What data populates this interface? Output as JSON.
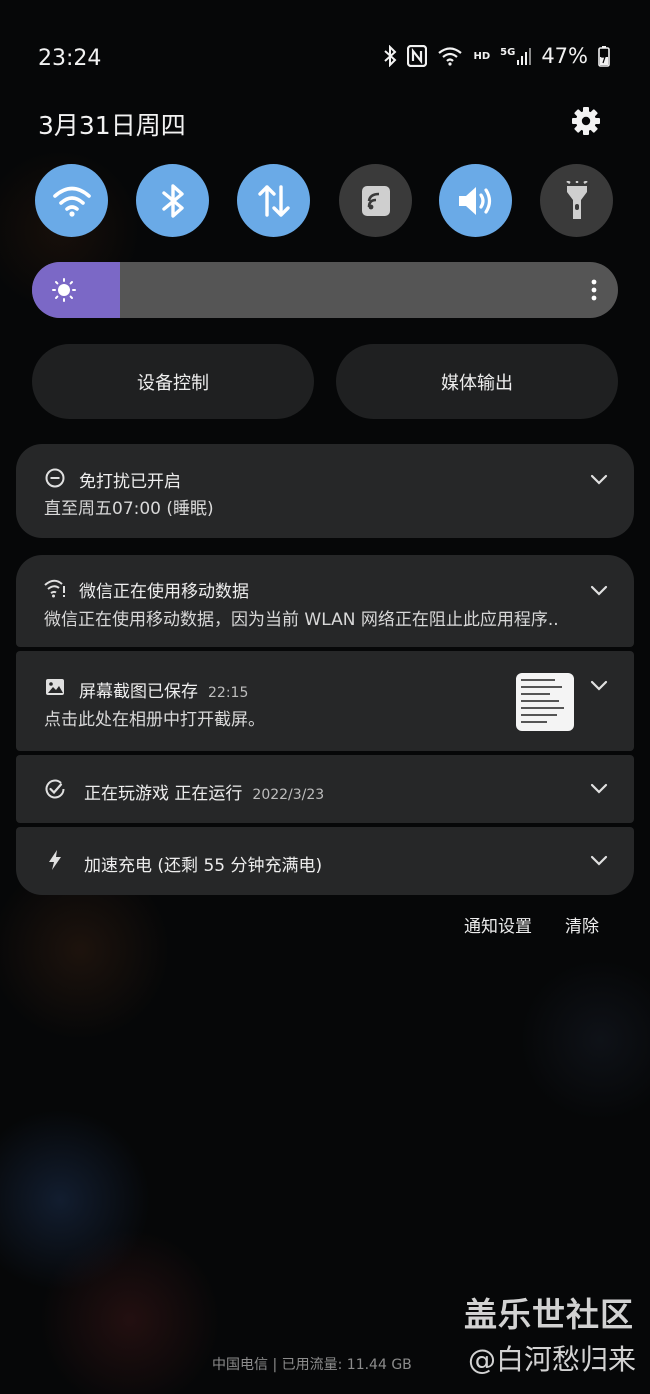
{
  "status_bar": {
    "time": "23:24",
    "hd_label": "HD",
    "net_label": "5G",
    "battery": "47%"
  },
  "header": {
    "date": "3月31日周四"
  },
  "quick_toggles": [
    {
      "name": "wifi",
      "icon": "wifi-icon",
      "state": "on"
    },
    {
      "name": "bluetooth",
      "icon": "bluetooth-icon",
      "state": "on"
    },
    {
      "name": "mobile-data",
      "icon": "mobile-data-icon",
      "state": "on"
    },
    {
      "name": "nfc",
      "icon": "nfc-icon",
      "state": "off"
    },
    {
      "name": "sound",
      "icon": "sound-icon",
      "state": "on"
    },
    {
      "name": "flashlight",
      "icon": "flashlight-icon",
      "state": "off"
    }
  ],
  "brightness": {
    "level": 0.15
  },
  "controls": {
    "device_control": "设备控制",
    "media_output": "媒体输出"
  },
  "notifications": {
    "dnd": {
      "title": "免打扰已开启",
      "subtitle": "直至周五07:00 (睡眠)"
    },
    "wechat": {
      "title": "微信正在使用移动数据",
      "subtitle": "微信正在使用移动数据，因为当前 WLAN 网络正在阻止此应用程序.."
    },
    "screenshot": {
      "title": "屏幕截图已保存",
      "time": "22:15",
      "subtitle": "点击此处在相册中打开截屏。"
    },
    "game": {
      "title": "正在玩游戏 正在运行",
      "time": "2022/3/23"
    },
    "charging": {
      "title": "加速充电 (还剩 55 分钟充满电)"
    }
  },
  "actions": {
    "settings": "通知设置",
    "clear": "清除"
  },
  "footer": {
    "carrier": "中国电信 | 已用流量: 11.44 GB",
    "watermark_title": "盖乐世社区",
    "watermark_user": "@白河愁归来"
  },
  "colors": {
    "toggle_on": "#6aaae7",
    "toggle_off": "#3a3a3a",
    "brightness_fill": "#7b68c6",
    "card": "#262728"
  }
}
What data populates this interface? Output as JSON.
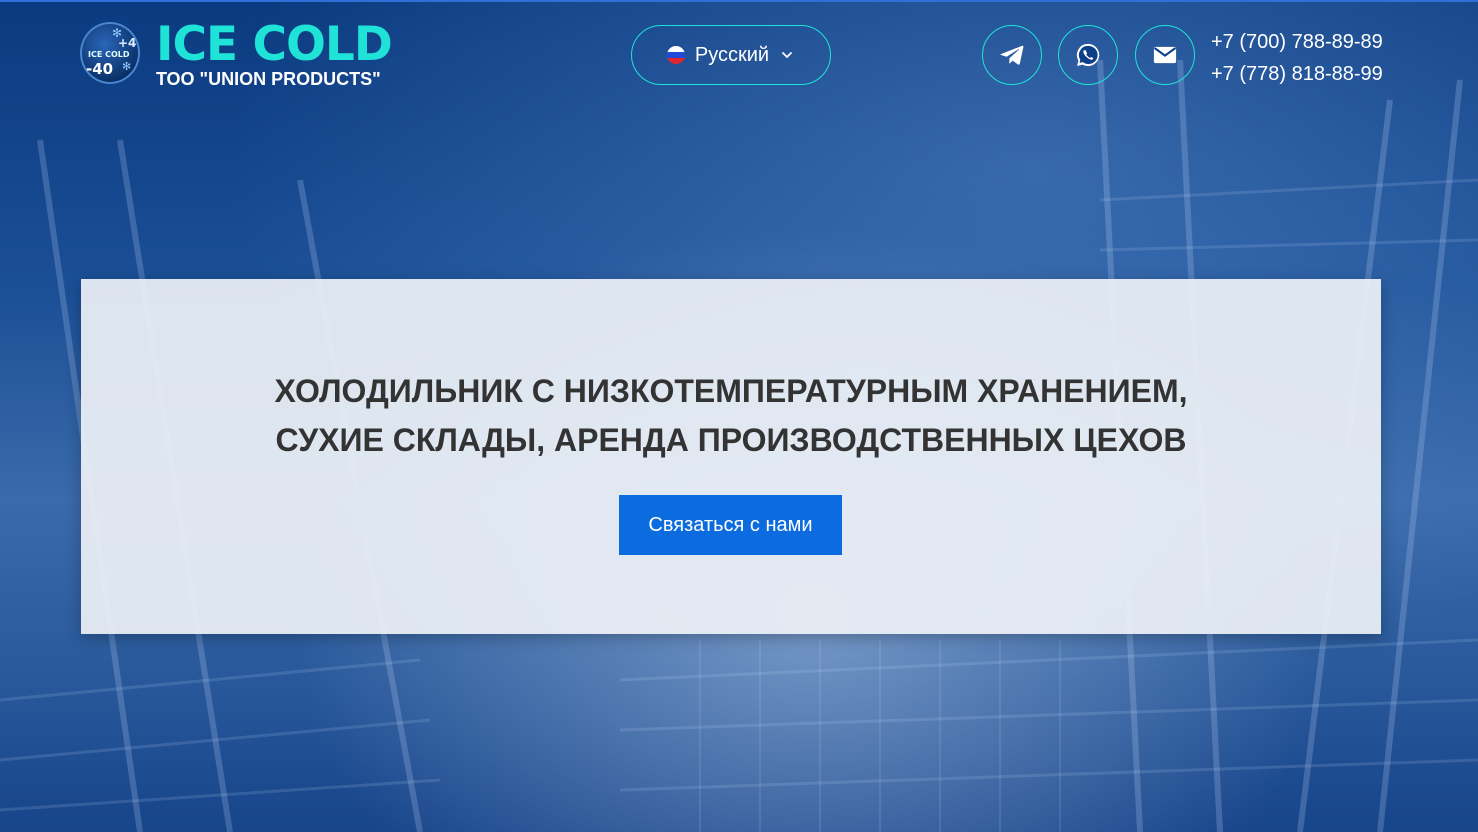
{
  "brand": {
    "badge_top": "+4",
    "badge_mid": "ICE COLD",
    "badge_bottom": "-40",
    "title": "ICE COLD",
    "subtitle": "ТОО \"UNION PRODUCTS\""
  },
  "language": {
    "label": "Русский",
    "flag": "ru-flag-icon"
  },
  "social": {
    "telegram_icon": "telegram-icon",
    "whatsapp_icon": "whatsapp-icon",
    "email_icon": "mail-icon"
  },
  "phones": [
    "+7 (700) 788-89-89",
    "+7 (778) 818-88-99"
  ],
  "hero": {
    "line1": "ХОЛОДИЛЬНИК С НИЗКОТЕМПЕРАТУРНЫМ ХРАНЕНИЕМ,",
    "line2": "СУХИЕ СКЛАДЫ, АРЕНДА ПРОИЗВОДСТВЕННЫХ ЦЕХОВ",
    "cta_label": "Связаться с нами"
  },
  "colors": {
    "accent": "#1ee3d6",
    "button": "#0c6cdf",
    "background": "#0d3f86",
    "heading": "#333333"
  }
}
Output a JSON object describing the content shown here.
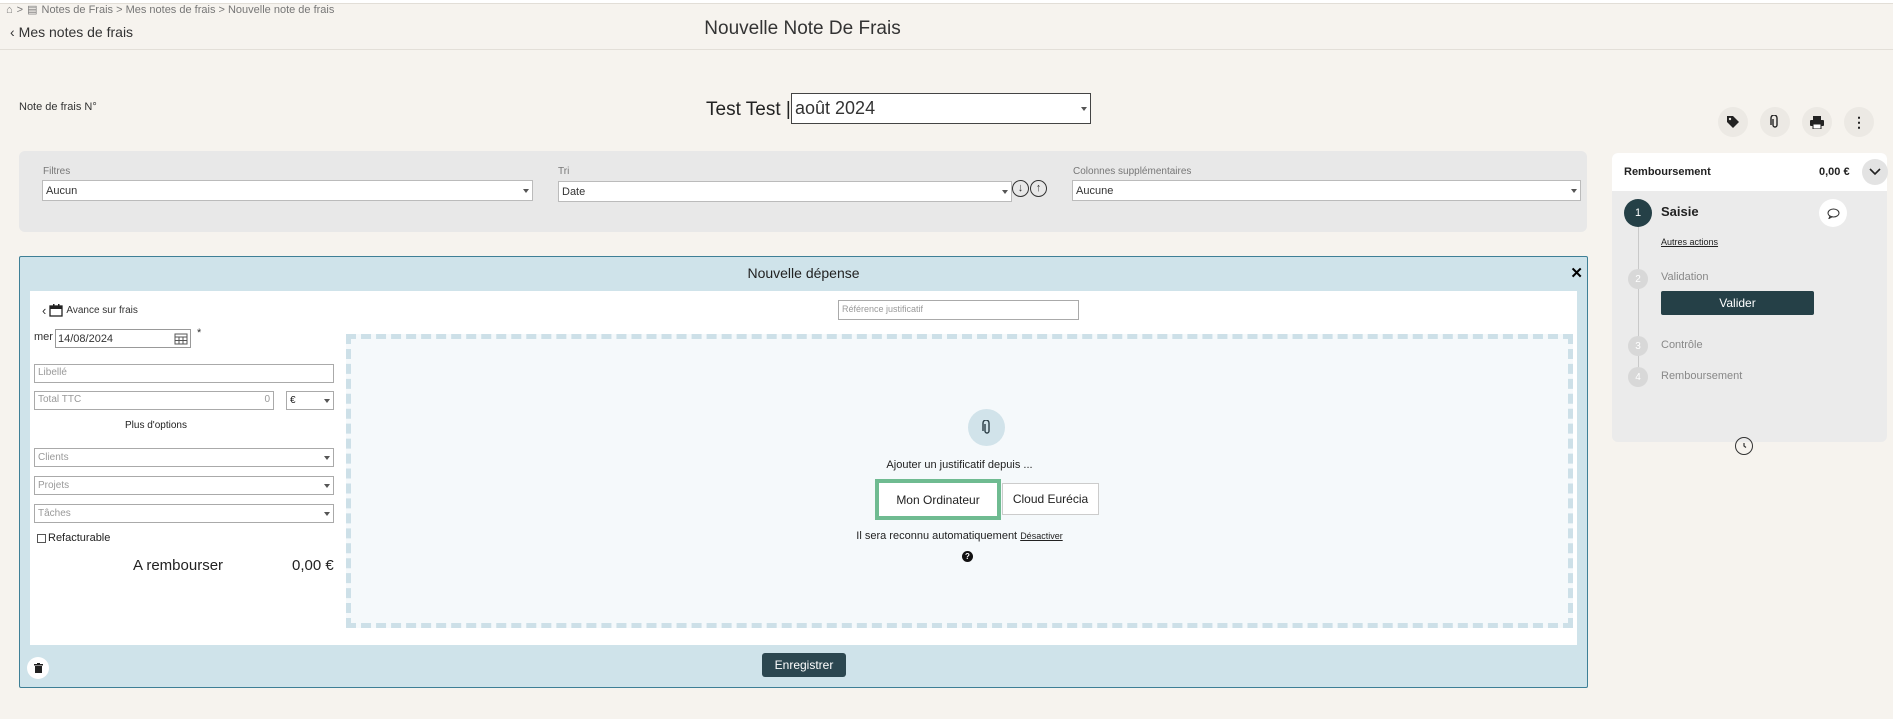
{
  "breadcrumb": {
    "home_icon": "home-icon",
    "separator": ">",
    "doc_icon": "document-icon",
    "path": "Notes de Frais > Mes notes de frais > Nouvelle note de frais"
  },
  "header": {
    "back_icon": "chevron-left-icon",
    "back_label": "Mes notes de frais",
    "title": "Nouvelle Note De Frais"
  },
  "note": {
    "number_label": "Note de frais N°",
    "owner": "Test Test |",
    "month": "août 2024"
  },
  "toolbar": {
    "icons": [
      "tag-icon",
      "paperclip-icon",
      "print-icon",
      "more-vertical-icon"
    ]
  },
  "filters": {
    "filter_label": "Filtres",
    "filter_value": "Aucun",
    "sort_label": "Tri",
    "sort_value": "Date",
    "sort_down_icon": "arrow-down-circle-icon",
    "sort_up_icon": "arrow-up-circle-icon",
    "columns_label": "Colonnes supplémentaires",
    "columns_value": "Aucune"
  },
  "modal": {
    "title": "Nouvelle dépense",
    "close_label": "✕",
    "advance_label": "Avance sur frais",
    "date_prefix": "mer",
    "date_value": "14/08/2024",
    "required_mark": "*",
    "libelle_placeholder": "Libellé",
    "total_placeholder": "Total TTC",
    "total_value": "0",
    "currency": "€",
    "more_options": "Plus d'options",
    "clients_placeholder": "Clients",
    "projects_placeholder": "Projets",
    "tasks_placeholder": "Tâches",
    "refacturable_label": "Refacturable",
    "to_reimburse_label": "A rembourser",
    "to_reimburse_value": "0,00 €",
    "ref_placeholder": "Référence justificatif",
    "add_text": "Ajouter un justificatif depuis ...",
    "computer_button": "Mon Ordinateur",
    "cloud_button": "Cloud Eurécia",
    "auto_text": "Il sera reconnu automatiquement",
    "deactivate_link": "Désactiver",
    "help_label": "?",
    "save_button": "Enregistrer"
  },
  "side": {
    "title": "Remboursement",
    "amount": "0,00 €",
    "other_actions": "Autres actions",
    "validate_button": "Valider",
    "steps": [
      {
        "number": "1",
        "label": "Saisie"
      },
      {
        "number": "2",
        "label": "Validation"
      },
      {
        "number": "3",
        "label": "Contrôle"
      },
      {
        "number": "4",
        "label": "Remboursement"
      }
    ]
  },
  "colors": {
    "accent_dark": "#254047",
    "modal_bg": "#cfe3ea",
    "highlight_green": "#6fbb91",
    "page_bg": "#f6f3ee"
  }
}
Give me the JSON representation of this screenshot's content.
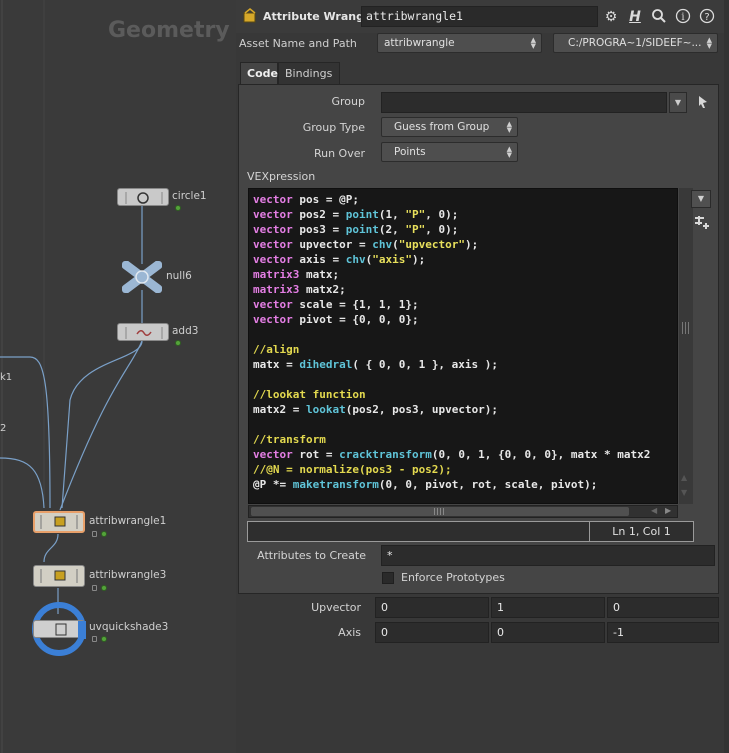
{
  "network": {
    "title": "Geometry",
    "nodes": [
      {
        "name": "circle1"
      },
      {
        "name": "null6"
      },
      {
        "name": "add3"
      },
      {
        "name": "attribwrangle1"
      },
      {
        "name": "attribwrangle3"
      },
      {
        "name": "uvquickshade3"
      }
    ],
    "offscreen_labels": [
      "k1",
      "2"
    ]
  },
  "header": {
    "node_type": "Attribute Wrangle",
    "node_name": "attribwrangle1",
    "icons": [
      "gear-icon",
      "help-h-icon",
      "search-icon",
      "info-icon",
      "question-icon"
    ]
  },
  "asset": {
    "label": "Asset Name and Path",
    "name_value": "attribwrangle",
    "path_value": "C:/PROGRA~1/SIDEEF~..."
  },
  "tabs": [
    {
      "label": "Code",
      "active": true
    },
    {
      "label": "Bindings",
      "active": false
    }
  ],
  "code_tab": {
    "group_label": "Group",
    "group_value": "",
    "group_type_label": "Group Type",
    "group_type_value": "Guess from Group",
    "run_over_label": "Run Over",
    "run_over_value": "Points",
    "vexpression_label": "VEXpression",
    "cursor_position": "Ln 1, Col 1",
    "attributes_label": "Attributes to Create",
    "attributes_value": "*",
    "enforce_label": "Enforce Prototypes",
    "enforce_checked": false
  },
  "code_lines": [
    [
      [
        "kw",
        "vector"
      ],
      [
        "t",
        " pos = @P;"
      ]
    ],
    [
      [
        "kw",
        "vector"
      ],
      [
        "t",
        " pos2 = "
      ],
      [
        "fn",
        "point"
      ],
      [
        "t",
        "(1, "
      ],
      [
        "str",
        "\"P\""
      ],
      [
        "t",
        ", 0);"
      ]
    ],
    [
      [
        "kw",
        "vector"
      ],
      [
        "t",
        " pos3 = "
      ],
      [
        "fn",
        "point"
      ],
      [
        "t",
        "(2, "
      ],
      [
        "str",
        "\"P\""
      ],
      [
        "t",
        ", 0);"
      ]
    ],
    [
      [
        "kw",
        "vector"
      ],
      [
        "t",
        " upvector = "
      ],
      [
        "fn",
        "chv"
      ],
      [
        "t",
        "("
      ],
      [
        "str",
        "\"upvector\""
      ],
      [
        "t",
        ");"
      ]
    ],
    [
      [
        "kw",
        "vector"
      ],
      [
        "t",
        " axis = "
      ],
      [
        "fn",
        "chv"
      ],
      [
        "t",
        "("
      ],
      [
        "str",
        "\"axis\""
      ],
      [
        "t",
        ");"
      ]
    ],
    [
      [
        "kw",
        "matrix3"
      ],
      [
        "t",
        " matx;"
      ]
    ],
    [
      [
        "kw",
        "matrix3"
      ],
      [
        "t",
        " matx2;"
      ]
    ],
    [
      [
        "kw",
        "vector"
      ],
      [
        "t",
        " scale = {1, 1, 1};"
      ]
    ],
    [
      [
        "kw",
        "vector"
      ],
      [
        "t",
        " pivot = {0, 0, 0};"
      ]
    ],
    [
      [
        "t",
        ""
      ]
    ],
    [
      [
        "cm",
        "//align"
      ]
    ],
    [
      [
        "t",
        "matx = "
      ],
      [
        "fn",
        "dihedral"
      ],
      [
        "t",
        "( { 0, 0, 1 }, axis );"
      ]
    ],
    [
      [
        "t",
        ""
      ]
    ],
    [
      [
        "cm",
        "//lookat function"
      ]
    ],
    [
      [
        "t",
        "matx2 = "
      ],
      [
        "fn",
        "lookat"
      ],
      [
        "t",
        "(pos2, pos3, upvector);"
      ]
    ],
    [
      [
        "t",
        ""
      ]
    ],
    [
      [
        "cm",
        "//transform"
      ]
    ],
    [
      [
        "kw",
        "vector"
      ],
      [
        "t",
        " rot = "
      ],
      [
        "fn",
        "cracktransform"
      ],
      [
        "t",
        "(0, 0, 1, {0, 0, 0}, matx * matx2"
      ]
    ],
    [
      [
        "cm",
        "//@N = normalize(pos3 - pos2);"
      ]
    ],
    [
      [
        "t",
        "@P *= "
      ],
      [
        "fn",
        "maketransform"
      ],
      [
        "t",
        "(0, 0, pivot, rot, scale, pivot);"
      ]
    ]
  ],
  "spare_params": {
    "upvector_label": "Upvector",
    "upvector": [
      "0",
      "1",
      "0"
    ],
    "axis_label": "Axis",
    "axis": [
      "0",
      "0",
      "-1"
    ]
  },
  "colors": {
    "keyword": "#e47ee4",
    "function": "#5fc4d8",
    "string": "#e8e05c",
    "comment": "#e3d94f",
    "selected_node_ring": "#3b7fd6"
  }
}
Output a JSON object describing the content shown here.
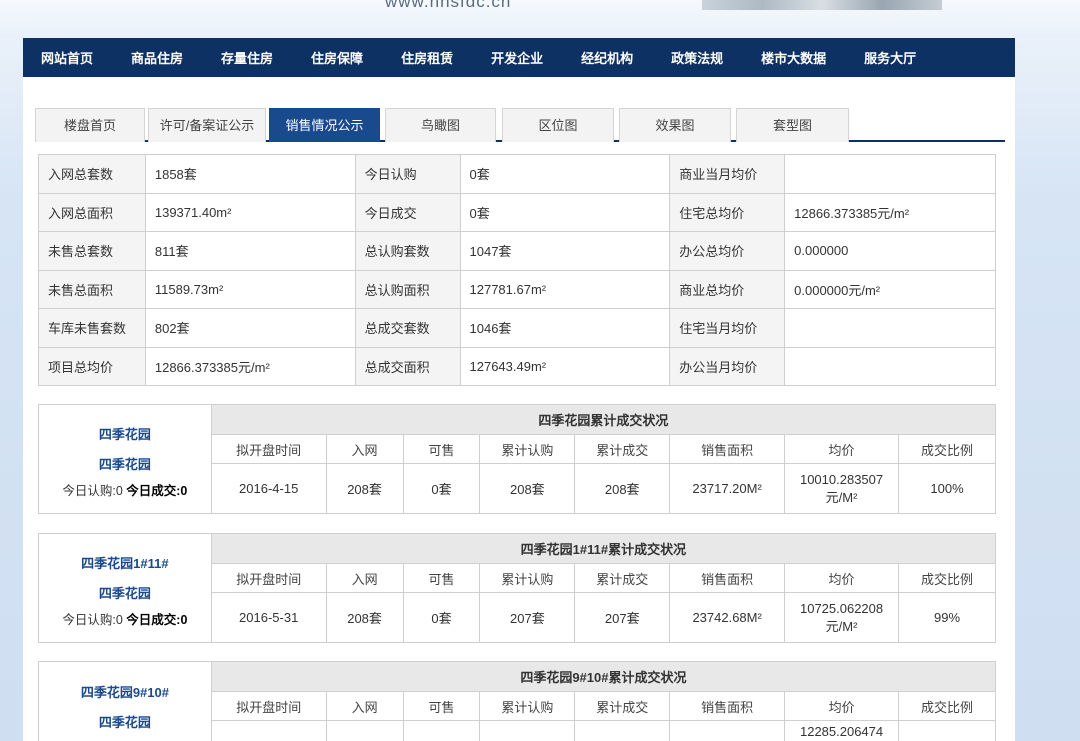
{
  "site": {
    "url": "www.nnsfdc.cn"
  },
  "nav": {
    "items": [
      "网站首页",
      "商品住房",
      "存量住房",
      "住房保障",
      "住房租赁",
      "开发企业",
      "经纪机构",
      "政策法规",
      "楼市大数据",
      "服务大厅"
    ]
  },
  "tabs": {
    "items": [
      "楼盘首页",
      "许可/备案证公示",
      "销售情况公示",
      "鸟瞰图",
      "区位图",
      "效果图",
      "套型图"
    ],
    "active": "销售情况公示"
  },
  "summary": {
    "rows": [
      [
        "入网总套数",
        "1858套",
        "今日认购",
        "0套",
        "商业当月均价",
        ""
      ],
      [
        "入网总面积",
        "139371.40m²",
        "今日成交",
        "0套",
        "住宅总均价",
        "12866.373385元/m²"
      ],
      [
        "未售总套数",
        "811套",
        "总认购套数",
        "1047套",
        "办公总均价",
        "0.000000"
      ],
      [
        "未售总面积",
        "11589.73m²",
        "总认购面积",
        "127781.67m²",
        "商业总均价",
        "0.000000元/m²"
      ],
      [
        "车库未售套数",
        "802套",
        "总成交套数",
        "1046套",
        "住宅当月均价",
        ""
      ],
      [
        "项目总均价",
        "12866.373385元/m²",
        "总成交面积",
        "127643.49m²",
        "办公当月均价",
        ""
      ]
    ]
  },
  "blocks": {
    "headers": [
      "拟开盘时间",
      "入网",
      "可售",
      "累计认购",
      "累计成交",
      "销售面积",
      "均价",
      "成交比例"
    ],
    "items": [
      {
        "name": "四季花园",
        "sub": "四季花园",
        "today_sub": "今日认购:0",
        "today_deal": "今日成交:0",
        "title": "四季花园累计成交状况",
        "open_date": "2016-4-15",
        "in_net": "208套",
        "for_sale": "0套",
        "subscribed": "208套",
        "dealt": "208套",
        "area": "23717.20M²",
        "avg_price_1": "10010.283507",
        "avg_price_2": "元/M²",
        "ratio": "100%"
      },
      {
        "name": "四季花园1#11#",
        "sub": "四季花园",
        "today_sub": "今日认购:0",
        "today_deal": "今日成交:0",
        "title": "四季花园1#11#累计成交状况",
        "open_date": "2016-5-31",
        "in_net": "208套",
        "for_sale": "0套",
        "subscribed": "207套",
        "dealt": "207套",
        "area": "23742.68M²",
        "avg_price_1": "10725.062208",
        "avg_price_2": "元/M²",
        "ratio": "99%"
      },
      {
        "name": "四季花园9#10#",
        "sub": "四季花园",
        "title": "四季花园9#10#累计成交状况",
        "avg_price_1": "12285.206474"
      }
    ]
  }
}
____________________
Among the lines of the data, identify those with the word "screenshot". Copy each of them.

    "screenshot": {
Give me the JSON representation of this screenshot's content.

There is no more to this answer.